▶ _EXERCISE AIM_: Reproduce all of the data that follows, character for character.

▶ _RECORDED INFORMATION_:
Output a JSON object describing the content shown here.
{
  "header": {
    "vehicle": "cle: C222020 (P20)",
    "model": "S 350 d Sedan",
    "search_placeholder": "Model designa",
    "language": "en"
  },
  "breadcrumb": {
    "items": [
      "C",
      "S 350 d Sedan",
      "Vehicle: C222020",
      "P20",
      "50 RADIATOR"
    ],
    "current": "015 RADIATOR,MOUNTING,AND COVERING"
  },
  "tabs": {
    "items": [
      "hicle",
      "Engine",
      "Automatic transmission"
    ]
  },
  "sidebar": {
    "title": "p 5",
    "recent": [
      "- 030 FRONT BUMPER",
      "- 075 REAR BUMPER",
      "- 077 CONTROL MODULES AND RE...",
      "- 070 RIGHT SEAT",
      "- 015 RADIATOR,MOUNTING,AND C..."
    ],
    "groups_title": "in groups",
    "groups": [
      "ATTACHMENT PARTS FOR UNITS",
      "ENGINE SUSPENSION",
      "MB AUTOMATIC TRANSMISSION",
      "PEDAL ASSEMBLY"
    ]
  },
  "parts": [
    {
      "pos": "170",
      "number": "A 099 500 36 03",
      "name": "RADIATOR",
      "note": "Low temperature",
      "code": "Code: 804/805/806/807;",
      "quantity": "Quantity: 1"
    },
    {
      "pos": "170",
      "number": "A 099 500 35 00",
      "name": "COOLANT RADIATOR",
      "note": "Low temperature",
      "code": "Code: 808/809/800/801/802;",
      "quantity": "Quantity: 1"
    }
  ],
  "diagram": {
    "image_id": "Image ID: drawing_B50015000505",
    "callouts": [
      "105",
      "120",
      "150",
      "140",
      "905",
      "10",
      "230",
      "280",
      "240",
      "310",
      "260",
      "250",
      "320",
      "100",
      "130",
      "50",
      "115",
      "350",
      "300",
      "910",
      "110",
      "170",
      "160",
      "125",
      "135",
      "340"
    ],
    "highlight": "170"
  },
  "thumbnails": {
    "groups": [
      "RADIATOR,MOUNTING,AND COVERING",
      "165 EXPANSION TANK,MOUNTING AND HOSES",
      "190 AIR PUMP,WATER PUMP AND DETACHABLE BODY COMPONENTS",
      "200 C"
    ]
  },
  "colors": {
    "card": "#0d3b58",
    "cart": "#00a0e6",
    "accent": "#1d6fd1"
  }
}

▶ _TASK ANSWER_:
Output a JSON object describing the content shown here.
{
  "header": {
    "vehicle": "cle: C222020 (P20)",
    "model": "S 350 d Sedan",
    "search_placeholder": "Model designa",
    "language": "en"
  },
  "breadcrumb": {
    "items": [
      "C",
      "S 350 d Sedan",
      "Vehicle: C222020",
      "P20",
      "50 RADIATOR"
    ],
    "current": "015 RADIATOR,MOUNTING,AND COVERING"
  },
  "tabs": {
    "items": [
      "hicle",
      "Engine",
      "Automatic transmission"
    ]
  },
  "sidebar": {
    "title": "p 5",
    "recent": [
      "- 030 FRONT BUMPER",
      "- 075 REAR BUMPER",
      "- 077 CONTROL MODULES AND RE...",
      "- 070 RIGHT SEAT",
      "- 015 RADIATOR,MOUNTING,AND C..."
    ],
    "groups_title": "in groups",
    "groups": [
      "ATTACHMENT PARTS FOR UNITS",
      "ENGINE SUSPENSION",
      "MB AUTOMATIC TRANSMISSION",
      "PEDAL ASSEMBLY"
    ]
  },
  "parts": [
    {
      "pos": "170",
      "number": "A 099 500 36 03",
      "name": "RADIATOR",
      "note": "Low temperature",
      "code": "Code: 804/805/806/807;",
      "quantity": "Quantity: 1"
    },
    {
      "pos": "170",
      "number": "A 099 500 35 00",
      "name": "COOLANT RADIATOR",
      "note": "Low temperature",
      "code": "Code: 808/809/800/801/802;",
      "quantity": "Quantity: 1"
    }
  ],
  "diagram": {
    "image_id": "Image ID: drawing_B50015000505",
    "callouts": [
      "105",
      "120",
      "150",
      "140",
      "905",
      "10",
      "230",
      "280",
      "240",
      "310",
      "260",
      "250",
      "320",
      "100",
      "130",
      "50",
      "115",
      "350",
      "300",
      "910",
      "110",
      "170",
      "160",
      "125",
      "135",
      "340"
    ],
    "highlight": "170"
  },
  "thumbnails": {
    "groups": [
      "RADIATOR,MOUNTING,AND COVERING",
      "165 EXPANSION TANK,MOUNTING AND HOSES",
      "190 AIR PUMP,WATER PUMP AND DETACHABLE BODY COMPONENTS",
      "200 C"
    ]
  },
  "colors": {
    "card": "#0d3b58",
    "cart": "#00a0e6",
    "accent": "#1d6fd1"
  }
}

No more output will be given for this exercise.